- **SOURCE MATERIAL**
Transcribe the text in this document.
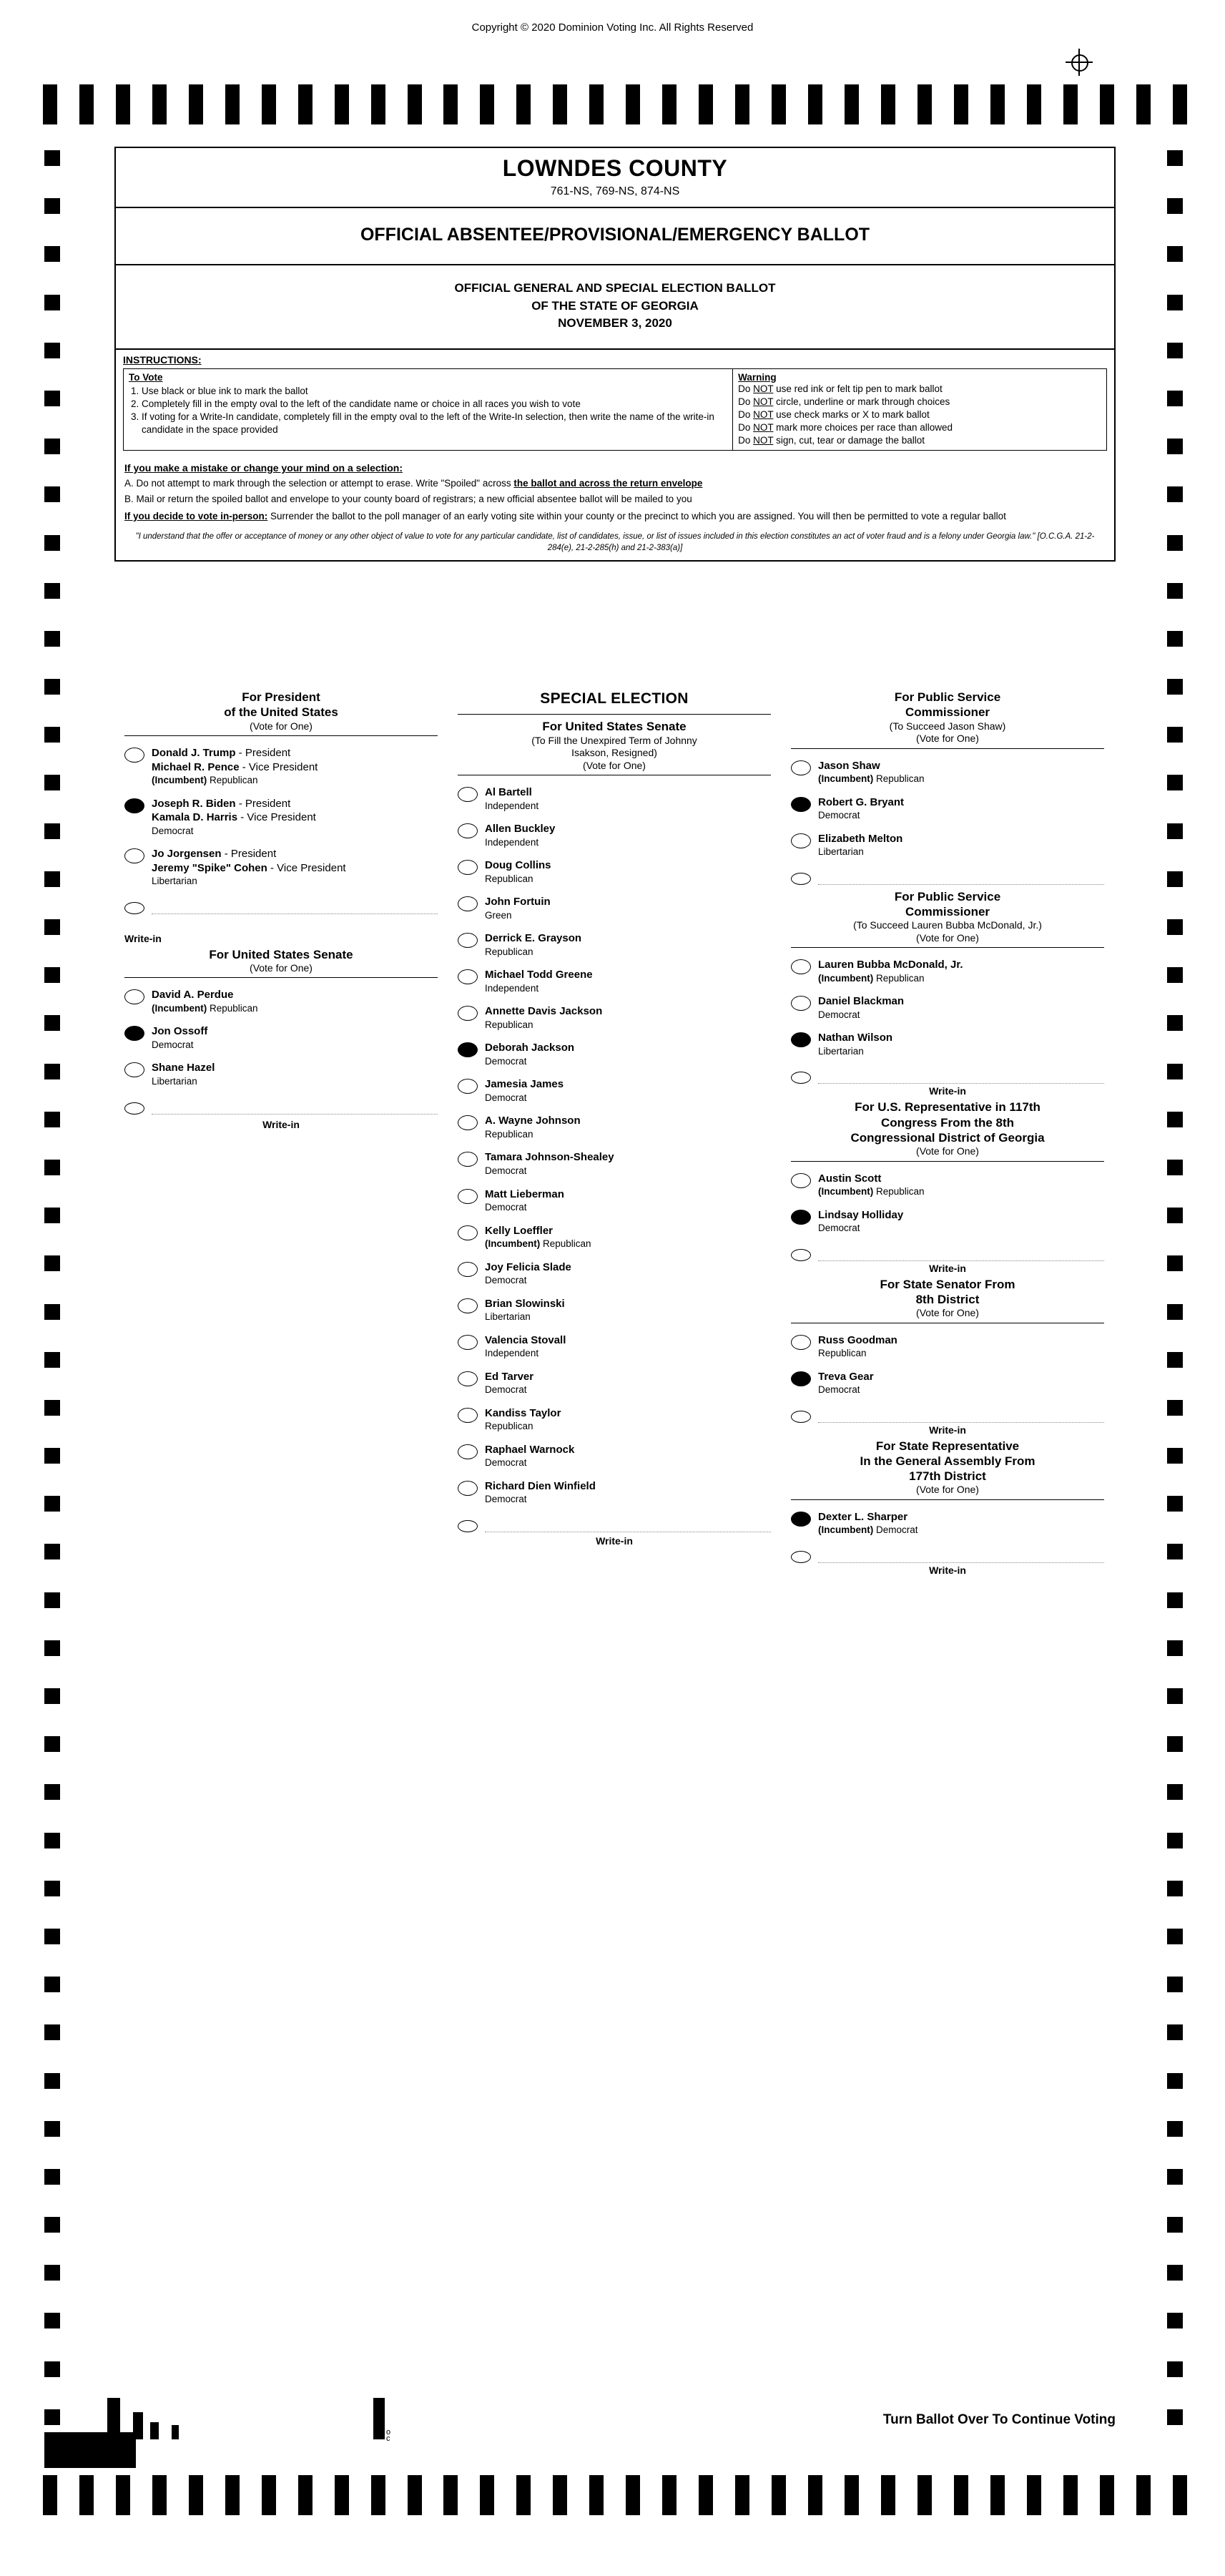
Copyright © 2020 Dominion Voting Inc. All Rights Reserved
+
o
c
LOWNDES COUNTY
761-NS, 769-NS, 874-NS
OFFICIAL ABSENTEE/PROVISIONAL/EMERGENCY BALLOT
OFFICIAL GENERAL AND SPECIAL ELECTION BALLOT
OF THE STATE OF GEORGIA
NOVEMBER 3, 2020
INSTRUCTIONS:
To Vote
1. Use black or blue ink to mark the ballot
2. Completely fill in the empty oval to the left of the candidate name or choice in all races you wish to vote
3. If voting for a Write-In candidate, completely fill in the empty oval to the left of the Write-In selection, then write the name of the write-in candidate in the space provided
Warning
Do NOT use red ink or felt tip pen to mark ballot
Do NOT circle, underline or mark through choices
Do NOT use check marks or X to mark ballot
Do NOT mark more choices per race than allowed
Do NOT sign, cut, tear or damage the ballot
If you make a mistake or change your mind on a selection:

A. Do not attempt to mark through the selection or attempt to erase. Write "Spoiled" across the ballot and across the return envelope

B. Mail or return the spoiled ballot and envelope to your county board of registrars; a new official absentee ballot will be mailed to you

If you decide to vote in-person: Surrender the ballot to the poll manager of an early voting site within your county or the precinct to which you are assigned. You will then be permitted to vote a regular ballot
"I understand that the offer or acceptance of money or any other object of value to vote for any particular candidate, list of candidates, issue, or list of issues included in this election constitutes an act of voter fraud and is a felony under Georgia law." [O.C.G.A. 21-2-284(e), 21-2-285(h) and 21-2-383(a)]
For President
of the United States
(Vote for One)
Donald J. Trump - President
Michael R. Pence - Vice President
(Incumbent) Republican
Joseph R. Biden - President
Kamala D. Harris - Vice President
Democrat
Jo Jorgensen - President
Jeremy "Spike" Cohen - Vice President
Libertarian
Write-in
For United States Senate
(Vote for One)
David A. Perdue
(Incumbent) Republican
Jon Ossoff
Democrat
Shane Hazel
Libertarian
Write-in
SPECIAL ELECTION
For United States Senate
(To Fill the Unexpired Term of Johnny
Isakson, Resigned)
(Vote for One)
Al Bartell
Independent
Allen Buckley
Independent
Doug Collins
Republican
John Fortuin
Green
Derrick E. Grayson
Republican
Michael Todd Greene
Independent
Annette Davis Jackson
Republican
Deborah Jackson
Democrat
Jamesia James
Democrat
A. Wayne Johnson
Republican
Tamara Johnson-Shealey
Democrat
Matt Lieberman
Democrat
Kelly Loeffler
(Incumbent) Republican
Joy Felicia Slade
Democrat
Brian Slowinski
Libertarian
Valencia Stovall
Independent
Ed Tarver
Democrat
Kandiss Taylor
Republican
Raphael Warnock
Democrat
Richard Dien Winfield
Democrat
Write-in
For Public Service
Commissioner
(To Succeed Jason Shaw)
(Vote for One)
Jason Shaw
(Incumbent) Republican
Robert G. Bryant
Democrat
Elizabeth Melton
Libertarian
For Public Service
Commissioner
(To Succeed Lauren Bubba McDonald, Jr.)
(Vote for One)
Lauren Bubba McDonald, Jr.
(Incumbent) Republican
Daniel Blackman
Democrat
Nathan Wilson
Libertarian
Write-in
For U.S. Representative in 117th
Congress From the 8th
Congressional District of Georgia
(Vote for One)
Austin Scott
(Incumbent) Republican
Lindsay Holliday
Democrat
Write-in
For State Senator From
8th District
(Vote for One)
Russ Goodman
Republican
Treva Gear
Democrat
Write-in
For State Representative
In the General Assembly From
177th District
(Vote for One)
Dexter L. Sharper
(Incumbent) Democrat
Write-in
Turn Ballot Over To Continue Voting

- **INSTRUCTIONS FOR THE TASK**
Your answer should be a single number: the count of lines in the data that include the word "Bubba".

- **RESULT OF THIS EXERCISE**
2